**Exercise brief**
Print the following listing line for line, changing nothing.

**Record list**
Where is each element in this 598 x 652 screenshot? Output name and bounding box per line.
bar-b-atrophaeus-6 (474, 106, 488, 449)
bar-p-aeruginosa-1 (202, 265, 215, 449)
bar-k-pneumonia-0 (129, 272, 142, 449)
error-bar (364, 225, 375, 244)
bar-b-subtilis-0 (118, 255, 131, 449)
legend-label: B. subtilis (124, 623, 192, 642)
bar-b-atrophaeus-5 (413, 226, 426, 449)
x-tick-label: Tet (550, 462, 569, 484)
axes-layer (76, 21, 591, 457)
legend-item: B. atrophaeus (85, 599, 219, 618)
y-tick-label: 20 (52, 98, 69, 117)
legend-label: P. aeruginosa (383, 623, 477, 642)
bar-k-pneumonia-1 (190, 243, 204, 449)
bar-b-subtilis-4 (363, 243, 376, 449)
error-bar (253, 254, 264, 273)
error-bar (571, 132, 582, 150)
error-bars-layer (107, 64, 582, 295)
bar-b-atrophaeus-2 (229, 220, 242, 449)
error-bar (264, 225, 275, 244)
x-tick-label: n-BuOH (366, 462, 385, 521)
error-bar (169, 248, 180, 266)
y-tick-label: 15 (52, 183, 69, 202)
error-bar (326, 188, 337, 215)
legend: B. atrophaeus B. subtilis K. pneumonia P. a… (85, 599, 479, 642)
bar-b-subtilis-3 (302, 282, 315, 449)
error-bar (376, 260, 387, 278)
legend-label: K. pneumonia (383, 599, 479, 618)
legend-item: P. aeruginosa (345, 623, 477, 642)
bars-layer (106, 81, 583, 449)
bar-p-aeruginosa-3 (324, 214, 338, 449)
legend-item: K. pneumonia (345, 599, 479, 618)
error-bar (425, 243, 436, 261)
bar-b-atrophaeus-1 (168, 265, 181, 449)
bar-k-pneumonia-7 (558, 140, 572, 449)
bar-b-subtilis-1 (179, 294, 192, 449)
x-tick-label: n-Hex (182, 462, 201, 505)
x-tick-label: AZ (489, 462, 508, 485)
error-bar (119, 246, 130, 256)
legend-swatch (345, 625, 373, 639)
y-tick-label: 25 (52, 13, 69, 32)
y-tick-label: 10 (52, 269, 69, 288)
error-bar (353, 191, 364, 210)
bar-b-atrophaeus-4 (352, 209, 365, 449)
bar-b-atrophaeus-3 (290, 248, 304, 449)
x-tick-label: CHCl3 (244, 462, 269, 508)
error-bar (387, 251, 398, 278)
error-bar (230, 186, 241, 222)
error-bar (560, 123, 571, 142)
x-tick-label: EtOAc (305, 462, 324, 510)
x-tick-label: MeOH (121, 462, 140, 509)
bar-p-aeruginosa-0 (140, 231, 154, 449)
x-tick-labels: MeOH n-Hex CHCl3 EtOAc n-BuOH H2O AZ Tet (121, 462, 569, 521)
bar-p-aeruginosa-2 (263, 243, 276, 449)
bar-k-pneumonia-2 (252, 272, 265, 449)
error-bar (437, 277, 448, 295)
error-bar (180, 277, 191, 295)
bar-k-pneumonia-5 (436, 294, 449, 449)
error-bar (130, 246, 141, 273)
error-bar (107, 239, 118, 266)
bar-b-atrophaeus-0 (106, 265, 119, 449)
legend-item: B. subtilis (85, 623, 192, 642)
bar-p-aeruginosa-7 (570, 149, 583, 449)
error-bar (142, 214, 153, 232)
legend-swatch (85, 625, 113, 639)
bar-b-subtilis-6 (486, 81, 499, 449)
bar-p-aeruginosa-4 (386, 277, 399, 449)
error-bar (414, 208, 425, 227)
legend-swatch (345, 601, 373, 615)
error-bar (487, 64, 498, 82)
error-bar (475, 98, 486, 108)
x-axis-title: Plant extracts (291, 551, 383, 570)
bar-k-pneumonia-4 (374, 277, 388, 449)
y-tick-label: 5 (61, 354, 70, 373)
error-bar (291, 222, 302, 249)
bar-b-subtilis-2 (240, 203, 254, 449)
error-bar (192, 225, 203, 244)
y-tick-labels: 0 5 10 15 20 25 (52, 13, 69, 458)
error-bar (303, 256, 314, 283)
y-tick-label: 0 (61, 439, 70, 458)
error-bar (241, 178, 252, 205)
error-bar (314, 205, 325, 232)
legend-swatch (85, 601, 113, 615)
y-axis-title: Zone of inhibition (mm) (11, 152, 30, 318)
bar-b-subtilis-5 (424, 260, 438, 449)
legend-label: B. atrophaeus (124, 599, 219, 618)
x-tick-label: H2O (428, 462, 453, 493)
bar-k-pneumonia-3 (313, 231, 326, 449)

**Correct answer**
Where is each element in this 598 x 652 screenshot? Output name and bounding box per line.
bar-b-atrophaeus-6 (474, 106, 488, 449)
bar-p-aeruginosa-1 (202, 265, 215, 449)
bar-k-pneumonia-0 (129, 272, 142, 449)
error-bar (364, 225, 375, 244)
bar-b-subtilis-0 (118, 255, 131, 449)
legend-label: B. subtilis (124, 623, 192, 642)
bar-b-atrophaeus-5 (413, 226, 426, 449)
x-tick-label: Tet (550, 462, 569, 484)
axes-layer (76, 21, 591, 457)
legend-item: B. atrophaeus (85, 599, 219, 618)
y-tick-label: 20 (52, 98, 69, 117)
legend-label: P. aeruginosa (383, 623, 477, 642)
bar-k-pneumonia-1 (190, 243, 204, 449)
bar-b-subtilis-4 (363, 243, 376, 449)
error-bar (253, 254, 264, 273)
error-bar (571, 132, 582, 150)
error-bars-layer (107, 64, 582, 295)
bar-b-atrophaeus-2 (229, 220, 242, 449)
error-bar (264, 225, 275, 244)
x-tick-label: n-BuOH (366, 462, 385, 521)
error-bar (169, 248, 180, 266)
y-tick-label: 15 (52, 183, 69, 202)
error-bar (326, 188, 337, 215)
legend: B. atrophaeus B. subtilis K. pneumonia P. a… (85, 599, 479, 642)
bar-b-subtilis-3 (302, 282, 315, 449)
error-bar (376, 260, 387, 278)
legend-label: K. pneumonia (383, 599, 479, 618)
legend-item: P. aeruginosa (345, 623, 477, 642)
bars-layer (106, 81, 583, 449)
bar-p-aeruginosa-3 (324, 214, 338, 449)
legend-item: K. pneumonia (345, 599, 479, 618)
error-bar (425, 243, 436, 261)
bar-b-atrophaeus-1 (168, 265, 181, 449)
bar-k-pneumonia-7 (558, 140, 572, 449)
bar-b-subtilis-1 (179, 294, 192, 449)
x-tick-label: n-Hex (182, 462, 201, 505)
x-tick-label: AZ (489, 462, 508, 485)
error-bar (119, 246, 130, 256)
legend-swatch (345, 625, 373, 639)
y-tick-label: 25 (52, 13, 69, 32)
y-tick-label: 10 (52, 269, 69, 288)
error-bar (353, 191, 364, 210)
bar-b-atrophaeus-4 (352, 209, 365, 449)
bar-b-atrophaeus-3 (290, 248, 304, 449)
x-tick-label: CHCl3 (244, 462, 269, 508)
error-bar (387, 251, 398, 278)
error-bar (230, 186, 241, 222)
error-bar (560, 123, 571, 142)
x-tick-label: EtOAc (305, 462, 324, 510)
x-tick-label: MeOH (121, 462, 140, 509)
bar-p-aeruginosa-0 (140, 231, 154, 449)
x-tick-labels: MeOH n-Hex CHCl3 EtOAc n-BuOH H2O AZ Tet (121, 462, 569, 521)
bar-p-aeruginosa-2 (263, 243, 276, 449)
bar-k-pneumonia-2 (252, 272, 265, 449)
error-bar (437, 277, 448, 295)
error-bar (180, 277, 191, 295)
bar-k-pneumonia-5 (436, 294, 449, 449)
error-bar (130, 246, 141, 273)
error-bar (107, 239, 118, 266)
bar-b-atrophaeus-0 (106, 265, 119, 449)
legend-item: B. subtilis (85, 623, 192, 642)
bar-p-aeruginosa-7 (570, 149, 583, 449)
error-bar (142, 214, 153, 232)
legend-swatch (85, 625, 113, 639)
bar-b-subtilis-6 (486, 81, 499, 449)
bar-p-aeruginosa-4 (386, 277, 399, 449)
error-bar (414, 208, 425, 227)
legend-swatch (345, 601, 373, 615)
error-bar (487, 64, 498, 82)
error-bar (475, 98, 486, 108)
x-axis-title: Plant extracts (291, 551, 383, 570)
bar-k-pneumonia-4 (374, 277, 388, 449)
y-tick-label: 5 (61, 354, 70, 373)
error-bar (291, 222, 302, 249)
bar-b-subtilis-2 (240, 203, 254, 449)
error-bar (192, 225, 203, 244)
y-tick-labels: 0 5 10 15 20 25 (52, 13, 69, 458)
error-bar (303, 256, 314, 283)
y-tick-label: 0 (61, 439, 70, 458)
error-bar (241, 178, 252, 205)
error-bar (314, 205, 325, 232)
legend-swatch (85, 601, 113, 615)
y-axis-title: Zone of inhibition (mm) (11, 152, 30, 318)
bar-b-subtilis-5 (424, 260, 438, 449)
legend-label: B. atrophaeus (124, 599, 219, 618)
x-tick-label: H2O (428, 462, 453, 493)
bar-k-pneumonia-3 (313, 231, 326, 449)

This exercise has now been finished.